### [Prompt]
In the listing below, identify each line with the word "structured" and return those lines.

### [Records from a data source]
----------
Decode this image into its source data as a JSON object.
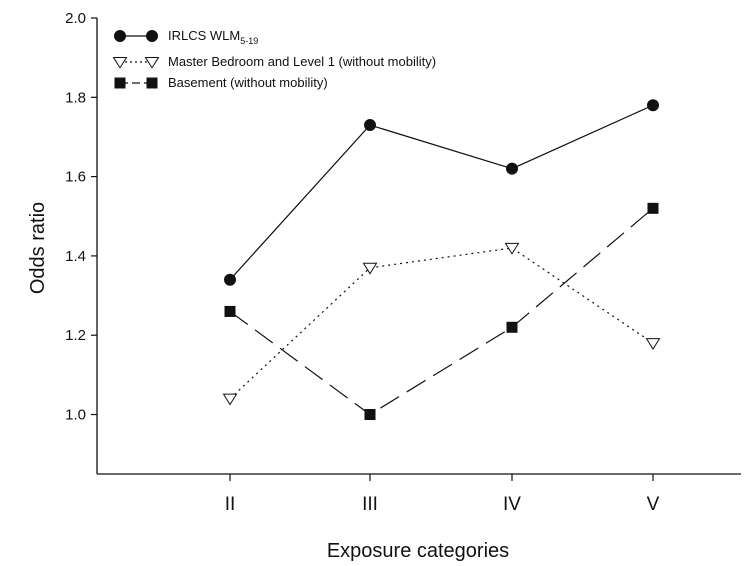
{
  "chart_data": {
    "type": "line",
    "title": "",
    "xlabel": "Exposure categories",
    "ylabel": "Odds ratio",
    "categories": [
      "II",
      "III",
      "IV",
      "V"
    ],
    "ylim": [
      0.85,
      2.0
    ],
    "yticks": [
      1.0,
      1.2,
      1.4,
      1.6,
      1.8,
      2.0
    ],
    "ytick_labels": [
      "1.0",
      "1.2",
      "1.4",
      "1.6",
      "1.8",
      "2.0"
    ],
    "grid": false,
    "legend_position": "top-left",
    "series": [
      {
        "name": "IRLCS WLM",
        "name_subscript": "5-19",
        "values": [
          1.34,
          1.73,
          1.62,
          1.78
        ],
        "line_style": "solid",
        "marker": "filled-circle",
        "color": "#111111"
      },
      {
        "name": "Master Bedroom and Level 1 (without mobility)",
        "values": [
          1.04,
          1.37,
          1.42,
          1.18
        ],
        "line_style": "dotted",
        "marker": "open-triangle-down",
        "color": "#111111"
      },
      {
        "name": "Basement (without mobility)",
        "values": [
          1.26,
          1.0,
          1.22,
          1.52
        ],
        "line_style": "dashed",
        "marker": "filled-square",
        "color": "#111111"
      }
    ]
  }
}
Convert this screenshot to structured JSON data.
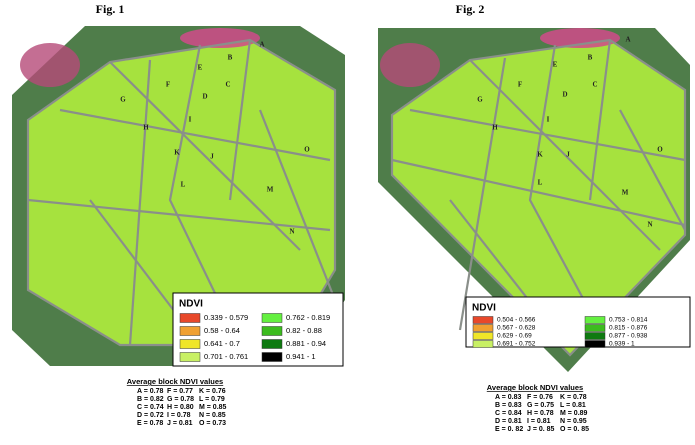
{
  "figures": [
    {
      "title": "Fig. 1",
      "block_labels": [
        "A",
        "B",
        "C",
        "D",
        "E",
        "F",
        "G",
        "H",
        "I",
        "J",
        "K",
        "L",
        "M",
        "N",
        "O"
      ],
      "legend": {
        "title": "NDVI",
        "items": [
          {
            "label": "0.339 - 0.579",
            "color": "#e8482a"
          },
          {
            "label": "0.58 - 0.64",
            "color": "#f0a030"
          },
          {
            "label": "0.641 - 0.7",
            "color": "#f0e628"
          },
          {
            "label": "0.701 - 0.761",
            "color": "#c8f064"
          },
          {
            "label": "0.762 - 0.819",
            "color": "#64f040"
          },
          {
            "label": "0.82 - 0.88",
            "color": "#3cbc1e"
          },
          {
            "label": "0.881 - 0.94",
            "color": "#0e7a10"
          },
          {
            "label": "0.941 - 1",
            "color": "#000000"
          }
        ]
      },
      "averages": {
        "title": "Average block NDVI values",
        "rows": [
          [
            "A = 0.78",
            "F = 0.77",
            "K = 0.76"
          ],
          [
            "B = 0.82",
            "G = 0.78",
            "L = 0.79"
          ],
          [
            "C = 0.74",
            "H = 0.80",
            "M = 0.85"
          ],
          [
            "D = 0.72",
            "I = 0.78",
            "N = 0.85"
          ],
          [
            "E = 0.78",
            "J = 0.81",
            "O = 0.73"
          ]
        ]
      }
    },
    {
      "title": "Fig. 2",
      "block_labels": [
        "A",
        "B",
        "C",
        "D",
        "E",
        "F",
        "G",
        "H",
        "I",
        "J",
        "K",
        "L",
        "M",
        "N",
        "O"
      ],
      "legend": {
        "title": "NDVI",
        "items": [
          {
            "label": "0.504 - 0.566",
            "color": "#e8482a"
          },
          {
            "label": "0.567 - 0.628",
            "color": "#f0a030"
          },
          {
            "label": "0.629 - 0.69",
            "color": "#f0e628"
          },
          {
            "label": "0.691 - 0.752",
            "color": "#c8f064"
          },
          {
            "label": "0.753 - 0.814",
            "color": "#64f040"
          },
          {
            "label": "0.815 - 0.876",
            "color": "#3cbc1e"
          },
          {
            "label": "0.877 - 0.938",
            "color": "#0e7a10"
          },
          {
            "label": "0.939 - 1",
            "color": "#000000"
          }
        ]
      },
      "averages": {
        "title": "Average block NDVI values",
        "rows": [
          [
            "A = 0.83",
            "F = 0.76",
            "K = 0.78"
          ],
          [
            "B = 0.83",
            "G = 0.75",
            "L = 0.81"
          ],
          [
            "C = 0.84",
            "H = 0.78",
            "M = 0.89"
          ],
          [
            "D = 0.81",
            "I = 0.81",
            "N = 0.95"
          ],
          [
            "E = 0. 82",
            "J = 0. 85",
            "O = 0. 85"
          ]
        ]
      }
    }
  ]
}
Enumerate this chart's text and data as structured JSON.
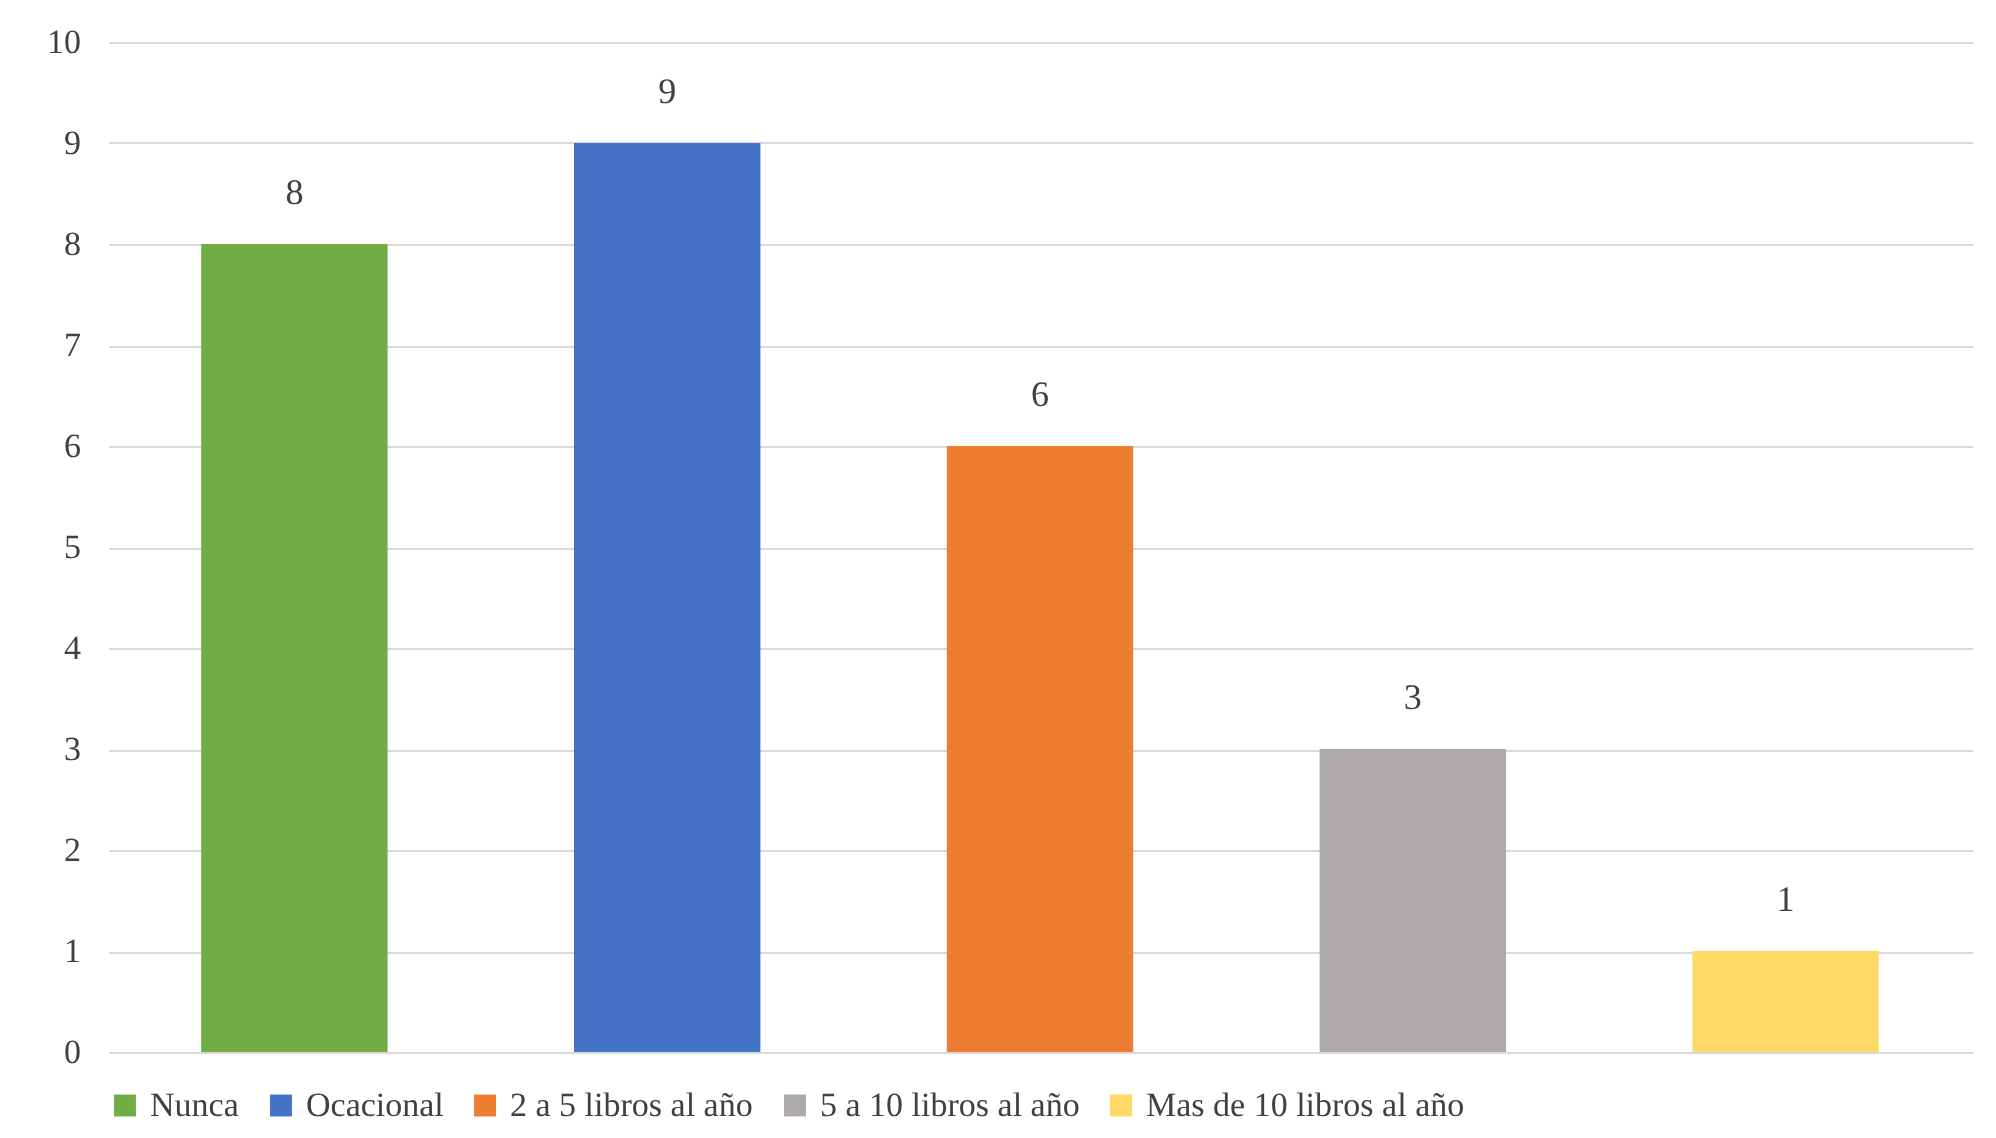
{
  "chart_data": {
    "type": "bar",
    "categories": [
      null,
      null,
      null,
      null,
      null
    ],
    "series": [
      {
        "name": "Nunca",
        "color": "#70ad47",
        "values": [
          8,
          null,
          null,
          null,
          null
        ]
      },
      {
        "name": "Ocacional",
        "color": "#4472c4",
        "values": [
          null,
          9,
          null,
          null,
          null
        ]
      },
      {
        "name": "2 a 5 libros al año",
        "color": "#ed7d31",
        "values": [
          null,
          null,
          6,
          null,
          null
        ]
      },
      {
        "name": "5 a 10 libros al año",
        "color": "#aeaaaa",
        "values": [
          null,
          null,
          null,
          3,
          null
        ]
      },
      {
        "name": "Mas de 10 libros al año",
        "color": "#ffd966",
        "values": [
          null,
          null,
          null,
          null,
          1
        ]
      }
    ],
    "ylim": [
      0,
      10
    ],
    "yticks": [
      0,
      1,
      2,
      3,
      4,
      5,
      6,
      7,
      8,
      9,
      10
    ],
    "grid": "y",
    "legend": "bottom",
    "data_labels": true,
    "tick_labels": "y"
  }
}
----------
### [Expected answer]
Convert this screenshot to structured JSON data.
Enumerate this chart's text and data as structured JSON.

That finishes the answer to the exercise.